## Begin Material supplied

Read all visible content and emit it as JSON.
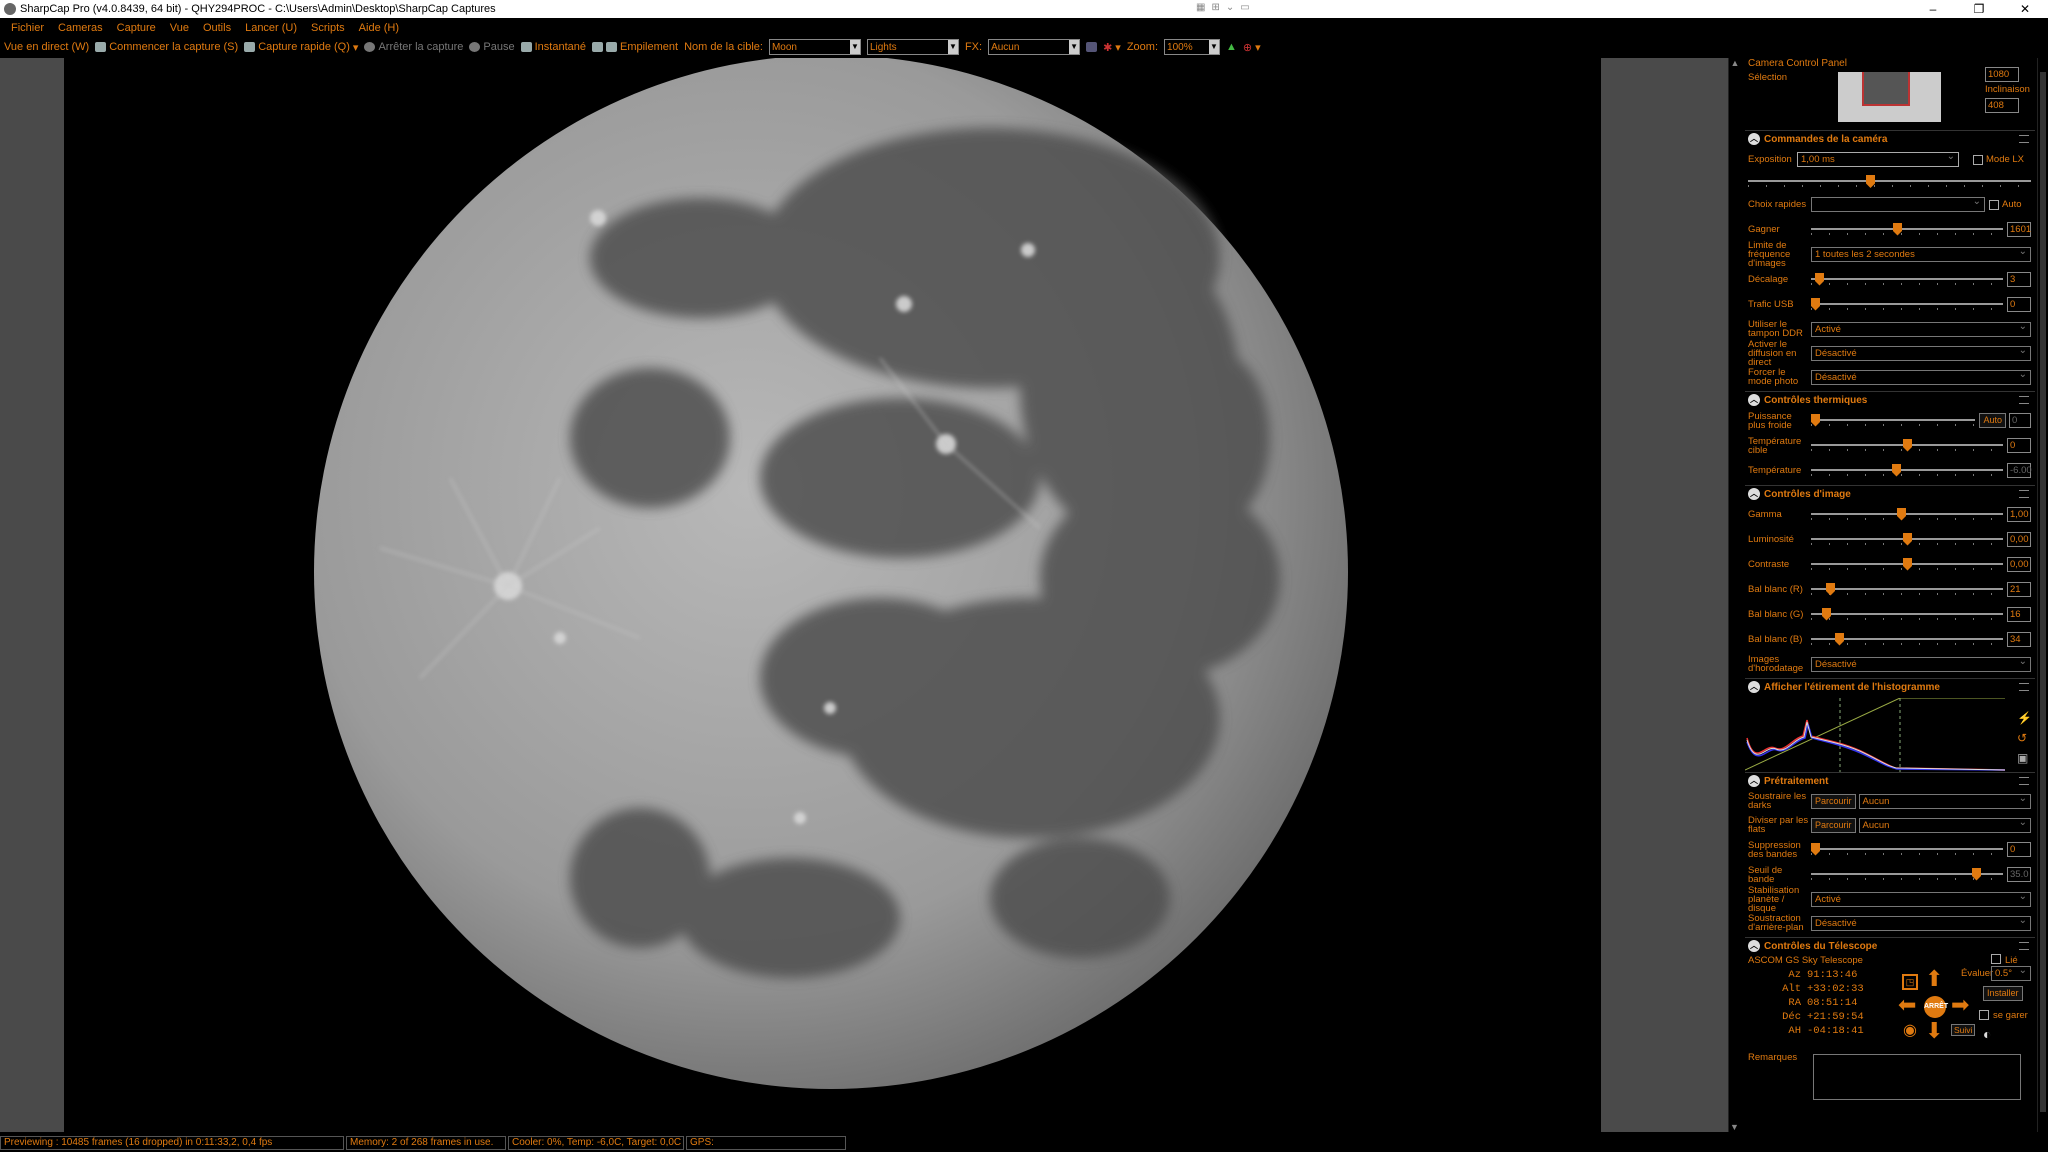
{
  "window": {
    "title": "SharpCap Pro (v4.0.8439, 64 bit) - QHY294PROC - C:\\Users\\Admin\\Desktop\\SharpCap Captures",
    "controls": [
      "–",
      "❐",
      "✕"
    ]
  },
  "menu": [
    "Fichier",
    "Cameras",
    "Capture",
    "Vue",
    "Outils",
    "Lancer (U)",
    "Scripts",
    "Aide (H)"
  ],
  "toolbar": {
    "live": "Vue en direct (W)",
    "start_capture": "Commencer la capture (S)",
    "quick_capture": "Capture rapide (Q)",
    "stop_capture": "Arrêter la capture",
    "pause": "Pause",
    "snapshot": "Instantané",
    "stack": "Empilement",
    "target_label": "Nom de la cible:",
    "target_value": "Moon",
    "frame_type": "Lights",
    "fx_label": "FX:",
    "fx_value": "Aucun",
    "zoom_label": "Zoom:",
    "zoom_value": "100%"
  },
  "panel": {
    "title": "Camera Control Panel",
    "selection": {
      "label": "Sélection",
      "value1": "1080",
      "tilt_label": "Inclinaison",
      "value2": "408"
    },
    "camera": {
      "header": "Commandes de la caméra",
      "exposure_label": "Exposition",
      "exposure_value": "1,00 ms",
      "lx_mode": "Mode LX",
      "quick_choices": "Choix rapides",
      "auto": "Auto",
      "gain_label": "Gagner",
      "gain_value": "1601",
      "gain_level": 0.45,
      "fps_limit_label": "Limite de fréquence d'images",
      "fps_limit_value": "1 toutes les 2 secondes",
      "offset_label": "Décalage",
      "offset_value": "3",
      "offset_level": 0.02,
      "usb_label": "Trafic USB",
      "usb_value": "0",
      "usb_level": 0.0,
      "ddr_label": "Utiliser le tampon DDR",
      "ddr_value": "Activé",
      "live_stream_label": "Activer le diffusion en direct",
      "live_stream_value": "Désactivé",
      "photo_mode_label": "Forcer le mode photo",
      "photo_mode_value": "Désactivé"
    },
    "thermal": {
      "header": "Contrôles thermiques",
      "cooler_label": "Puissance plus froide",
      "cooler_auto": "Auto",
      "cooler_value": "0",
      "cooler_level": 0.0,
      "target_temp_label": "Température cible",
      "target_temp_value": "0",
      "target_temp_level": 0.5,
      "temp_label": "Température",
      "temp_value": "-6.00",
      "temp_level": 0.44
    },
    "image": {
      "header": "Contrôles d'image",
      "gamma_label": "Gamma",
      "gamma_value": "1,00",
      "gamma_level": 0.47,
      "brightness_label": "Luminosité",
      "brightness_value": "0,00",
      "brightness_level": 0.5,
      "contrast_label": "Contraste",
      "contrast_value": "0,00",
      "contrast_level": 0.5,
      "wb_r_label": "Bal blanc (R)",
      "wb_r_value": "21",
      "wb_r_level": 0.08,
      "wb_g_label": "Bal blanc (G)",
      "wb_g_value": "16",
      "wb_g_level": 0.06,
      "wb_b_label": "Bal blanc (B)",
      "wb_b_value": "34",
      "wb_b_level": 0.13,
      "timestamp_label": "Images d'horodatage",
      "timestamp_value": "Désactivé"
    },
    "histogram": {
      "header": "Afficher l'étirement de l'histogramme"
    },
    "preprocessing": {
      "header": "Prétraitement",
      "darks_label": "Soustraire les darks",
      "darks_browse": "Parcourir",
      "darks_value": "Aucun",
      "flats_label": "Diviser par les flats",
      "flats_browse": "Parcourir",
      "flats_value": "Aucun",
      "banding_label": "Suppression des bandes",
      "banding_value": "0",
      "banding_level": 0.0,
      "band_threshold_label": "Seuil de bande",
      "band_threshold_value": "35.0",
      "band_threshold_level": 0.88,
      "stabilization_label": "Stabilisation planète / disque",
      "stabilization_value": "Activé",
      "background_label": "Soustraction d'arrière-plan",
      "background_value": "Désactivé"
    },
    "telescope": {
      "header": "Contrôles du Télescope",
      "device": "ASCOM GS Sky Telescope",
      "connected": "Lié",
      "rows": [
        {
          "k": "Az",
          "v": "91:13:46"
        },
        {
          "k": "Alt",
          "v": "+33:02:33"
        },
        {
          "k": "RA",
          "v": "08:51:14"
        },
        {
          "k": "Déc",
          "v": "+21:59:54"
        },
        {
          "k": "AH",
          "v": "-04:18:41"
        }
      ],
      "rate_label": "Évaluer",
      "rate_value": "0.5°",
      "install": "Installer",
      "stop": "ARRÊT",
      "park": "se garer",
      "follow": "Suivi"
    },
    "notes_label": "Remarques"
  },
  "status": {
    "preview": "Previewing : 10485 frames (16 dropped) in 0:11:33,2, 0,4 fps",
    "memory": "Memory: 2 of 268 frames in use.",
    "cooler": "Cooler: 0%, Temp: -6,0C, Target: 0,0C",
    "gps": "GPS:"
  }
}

## End Material supplied
## Begin Material supplied

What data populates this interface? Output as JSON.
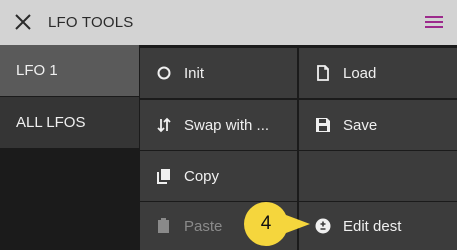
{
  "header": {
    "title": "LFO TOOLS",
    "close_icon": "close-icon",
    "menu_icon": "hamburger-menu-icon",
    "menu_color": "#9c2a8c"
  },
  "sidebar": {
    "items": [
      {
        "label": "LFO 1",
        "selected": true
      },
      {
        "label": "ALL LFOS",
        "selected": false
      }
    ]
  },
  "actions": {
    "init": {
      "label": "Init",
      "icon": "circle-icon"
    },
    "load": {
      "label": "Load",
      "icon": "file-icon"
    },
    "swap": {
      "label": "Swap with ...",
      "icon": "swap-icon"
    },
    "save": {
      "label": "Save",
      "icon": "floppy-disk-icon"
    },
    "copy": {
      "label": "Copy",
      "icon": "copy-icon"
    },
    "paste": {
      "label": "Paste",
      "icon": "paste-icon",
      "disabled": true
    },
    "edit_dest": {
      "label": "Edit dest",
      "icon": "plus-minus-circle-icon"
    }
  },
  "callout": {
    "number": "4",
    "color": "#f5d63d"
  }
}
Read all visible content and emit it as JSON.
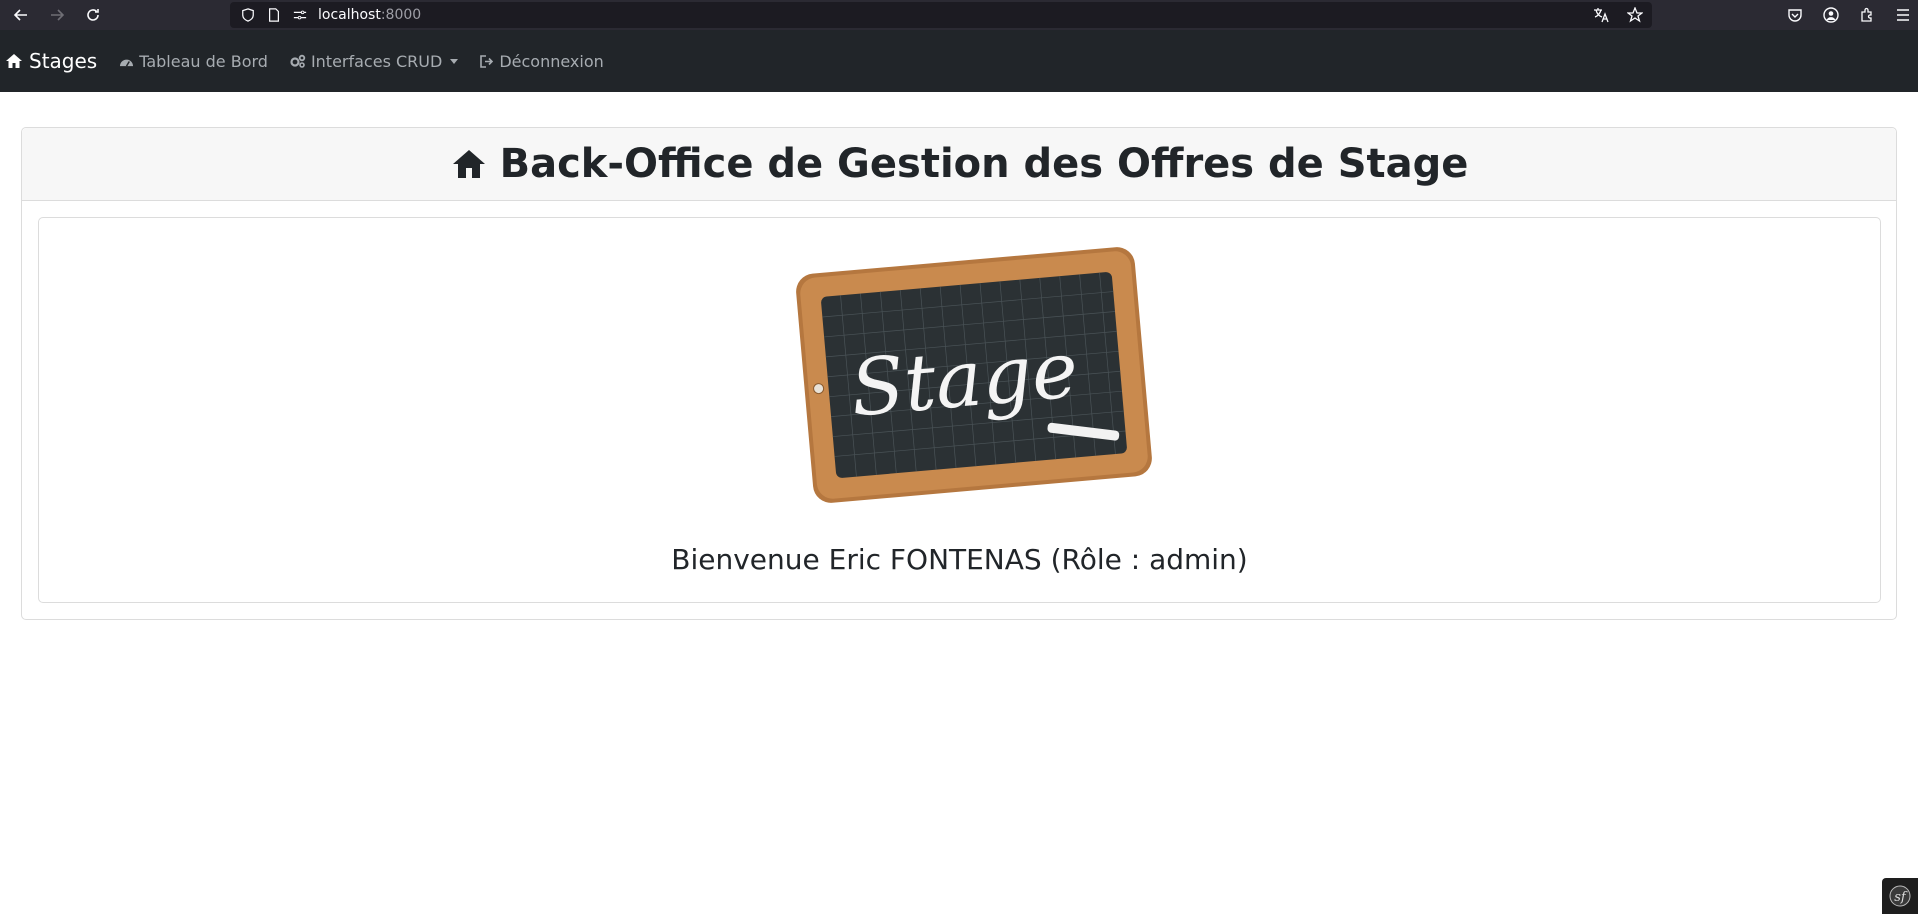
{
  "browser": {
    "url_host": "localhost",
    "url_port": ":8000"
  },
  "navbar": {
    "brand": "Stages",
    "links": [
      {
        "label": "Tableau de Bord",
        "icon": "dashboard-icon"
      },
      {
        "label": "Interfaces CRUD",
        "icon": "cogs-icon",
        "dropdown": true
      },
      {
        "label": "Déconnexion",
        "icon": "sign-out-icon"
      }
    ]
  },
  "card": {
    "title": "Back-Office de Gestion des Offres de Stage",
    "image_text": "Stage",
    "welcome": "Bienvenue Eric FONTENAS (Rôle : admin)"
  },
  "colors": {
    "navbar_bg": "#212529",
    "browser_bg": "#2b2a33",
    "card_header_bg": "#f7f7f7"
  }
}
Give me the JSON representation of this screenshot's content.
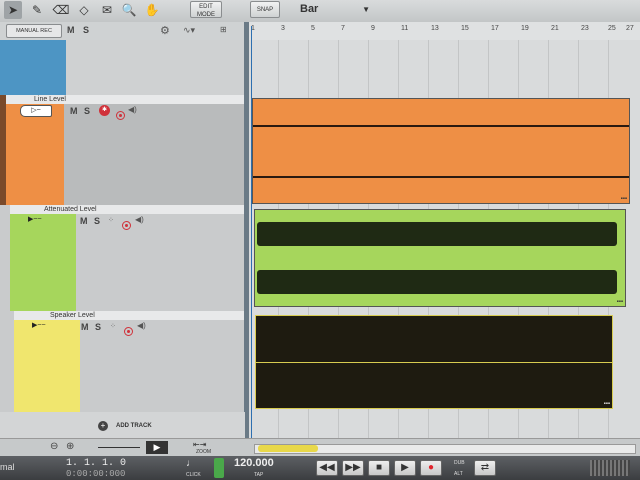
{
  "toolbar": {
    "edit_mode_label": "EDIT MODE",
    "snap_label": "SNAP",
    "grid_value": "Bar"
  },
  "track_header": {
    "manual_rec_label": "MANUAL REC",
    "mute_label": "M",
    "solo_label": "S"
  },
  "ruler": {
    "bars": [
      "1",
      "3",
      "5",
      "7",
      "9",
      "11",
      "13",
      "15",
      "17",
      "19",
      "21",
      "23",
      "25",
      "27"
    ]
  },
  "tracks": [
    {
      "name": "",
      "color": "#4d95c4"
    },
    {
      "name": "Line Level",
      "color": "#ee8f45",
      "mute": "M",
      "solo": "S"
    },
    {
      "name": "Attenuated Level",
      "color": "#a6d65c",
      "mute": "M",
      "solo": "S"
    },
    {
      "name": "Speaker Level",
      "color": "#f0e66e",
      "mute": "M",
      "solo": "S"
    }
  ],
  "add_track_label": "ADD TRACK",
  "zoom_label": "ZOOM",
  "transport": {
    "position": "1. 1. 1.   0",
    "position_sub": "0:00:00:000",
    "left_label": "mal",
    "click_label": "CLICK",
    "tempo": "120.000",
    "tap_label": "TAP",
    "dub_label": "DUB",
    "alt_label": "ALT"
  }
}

## End Material supplied

### Problem statement
Count the lines that hold the string "Désactivé" and state that number alone.

### Response to the exercise
4